Le président russe Vladimir Poutine, le 24 novembre 2015 à Sotchi. (Photo : AFP)

Deux jours après le crash d’un bombardier russe abattu par l’aviation turque à la frontière syrienne, la Russie est passée jeudi aux mesures de rétorsions économiques contre Ankara, qui dément qu’elle connaissait la nationalité de l’avion et assure vouloir coopérer avec Moscou.

Depuis cet incident, le plus grave pour Moscou depuis le début de son intervention militaire en Syrie le 30 septembre, les dirigeants des deux pays ont écarté une escalade militaire dans la région, au moment où la France cherche à rallier Moscou à une coalition antijihadiste.

Mais les autorités russes, piquées au vif par la mort de deux militaires russes – l’un des deux pilotes et un soldat des troupes d’élite participant à une opération de sauvetage – ont manifestement décidé de lancer une offensive qui pourrait se révéler douloureuses tant les deux pays ont noué d’étroits liens commerciaux ces dernières années.

Mercredi, le ministre des Affaires étrangères Sergueï Lavrov a résumé cette ligne: pas question de «faire la guerre» mais Moscou va «sérieusement réévaluer» les relations avec Ankara après une «provocation planifiée».

Liste:

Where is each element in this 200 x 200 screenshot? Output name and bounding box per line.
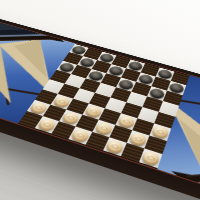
playing-surface: ⛂⛂⛂⛂⛂⛂⛂⛂⛂⛂⛂⛂⛀⛀⛀⛀⛀⛀⛀⛀⛀⛀⛀⛀: [0, 22, 200, 200]
photo-backdrop: ⛂⛂⛂⛂⛂⛂⛂⛂⛂⛂⛂⛂⛀⛀⛀⛀⛀⛀⛀⛀⛀⛀⛀⛀: [0, 0, 200, 200]
game-case: ⛂⛂⛂⛂⛂⛂⛂⛂⛂⛂⛂⛂⛀⛀⛀⛀⛀⛀⛀⛀⛀⛀⛀⛀: [0, 17, 200, 200]
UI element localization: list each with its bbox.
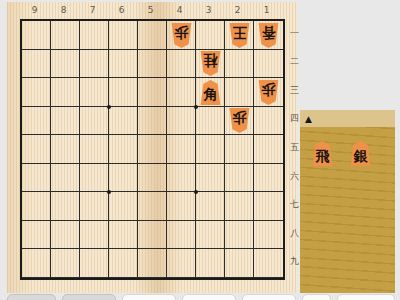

Exercice écrit 1:
Indiquez si chacune des affirmations suivantes concorde avec l'article sur la riposte russe contre la Turquie, en répondant par oui ou par non et en citant textuellement les mots qui tranchent. (a) Le bombardier russe a été abattu par l'aviation turque à la frontière syrienne. (b) L'intervention militaire russe en Syrie a débuté le 30 septembre. (c) Les dirigeants russes et turcs ont envisagé une escalade militaire dans la région.
Exercice écrit 2:
Reproduisez fidèlement le passage de l'article sur la riposte russe contre la Turquie, de « Le président russe » à « une coalition antijihadiste. ».
Exercice écrit 3:
Poursuivez l'article sur la riposte russe contre la Turquie à partir de l'endroit où il s'arrête.
Les enregistrements forment un support indépendant du texte de la page.

Résultat final 1:
(a) Oui : « un bombardier russe abattu par l’aviation turque à la frontière syrienne ».
(b) Oui : « depuis le début de son intervention militaire en Syrie le 30 septembre ».
(c) Non : « les dirigeants des deux pays ont écarté une escalade militaire dans la région ».

Résultat final 2:
Le président russe Vladimir Poutine, le 24 novembre 2015 à Sotchi. (Photo : AFP)

Deux jours après le crash d’un bombardier russe abattu par l’aviation turque à la frontière syrienne, la Russie est passée jeudi aux mesures de rétorsions économiques contre Ankara, qui dément qu’elle connaissait la nationalité de l’avion et assure vouloir coopérer avec Moscou.

Depuis cet incident, le plus grave pour Moscou depuis le début de son intervention militaire en Syrie le 30 septembre, les dirigeants des deux pays ont écarté une escalade militaire dans la région, au moment où la France cherche à rallier Moscou à une coalition antijihadiste.

Résultat final 3:
Lire aussi : La Turquie promet d’éviter toute «escalade» avec Moscou

 

Invoquant des «violations répétées des normes» sanitaires, le ministre russe de l’Agriculture Alexandre Tkatchev a annoncé jeudi un renforcement des contrôles sur les produits agricoles et alimentaires importés de Turquie.

Dans la foulée, l’agence de protection des consommateurs a annoncé avoir déjà retiré de la vente 800 kilogrammes de produits à risque.

Centaines de millions de dollars

Depuis des années, la Russie applique de manière systématique des restrictions commerciales, citant le plus souvent des motivations sanitaires, en fonction de ses positions géopolitiques, de la Géorgie à l’Ukraine ou des pays de l’Union européenne.

Elle impose depuis l’été 2014 un embargo sur la plupart des produits alimentaires des pays occidentaux qui la sanctionnent pour son implication présumée dans la crise ukrainienne, ce qui affecte durement les agriculteurs européens.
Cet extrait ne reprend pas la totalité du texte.